-- START OF Record excerpts --

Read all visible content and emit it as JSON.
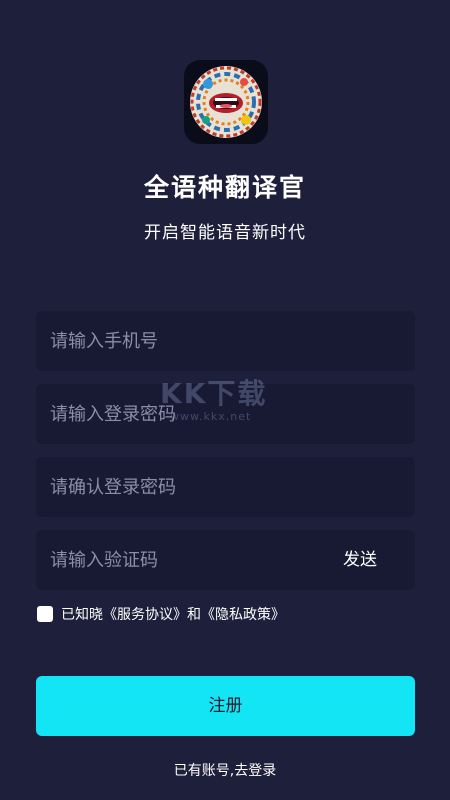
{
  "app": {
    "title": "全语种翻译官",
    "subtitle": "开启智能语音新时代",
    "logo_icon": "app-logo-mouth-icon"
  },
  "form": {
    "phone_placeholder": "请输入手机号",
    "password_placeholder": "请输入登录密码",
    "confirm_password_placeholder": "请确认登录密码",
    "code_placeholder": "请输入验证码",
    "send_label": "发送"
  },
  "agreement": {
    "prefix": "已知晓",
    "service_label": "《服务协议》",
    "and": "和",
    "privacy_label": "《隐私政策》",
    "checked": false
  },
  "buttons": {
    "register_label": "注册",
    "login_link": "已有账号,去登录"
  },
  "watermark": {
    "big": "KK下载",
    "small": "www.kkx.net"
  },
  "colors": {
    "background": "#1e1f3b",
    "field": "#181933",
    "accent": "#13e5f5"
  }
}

-- END OF Record excerpts --

**Exercise brief**
Give every record back exactly as it reads, with no images.

**Exercise response**
Read all visible content and emit it as JSON.
{
  "app": {
    "title": "全语种翻译官",
    "subtitle": "开启智能语音新时代",
    "logo_icon": "app-logo-mouth-icon"
  },
  "form": {
    "phone_placeholder": "请输入手机号",
    "password_placeholder": "请输入登录密码",
    "confirm_password_placeholder": "请确认登录密码",
    "code_placeholder": "请输入验证码",
    "send_label": "发送"
  },
  "agreement": {
    "prefix": "已知晓",
    "service_label": "《服务协议》",
    "and": "和",
    "privacy_label": "《隐私政策》",
    "checked": false
  },
  "buttons": {
    "register_label": "注册",
    "login_link": "已有账号,去登录"
  },
  "watermark": {
    "big": "KK下载",
    "small": "www.kkx.net"
  },
  "colors": {
    "background": "#1e1f3b",
    "field": "#181933",
    "accent": "#13e5f5"
  }
}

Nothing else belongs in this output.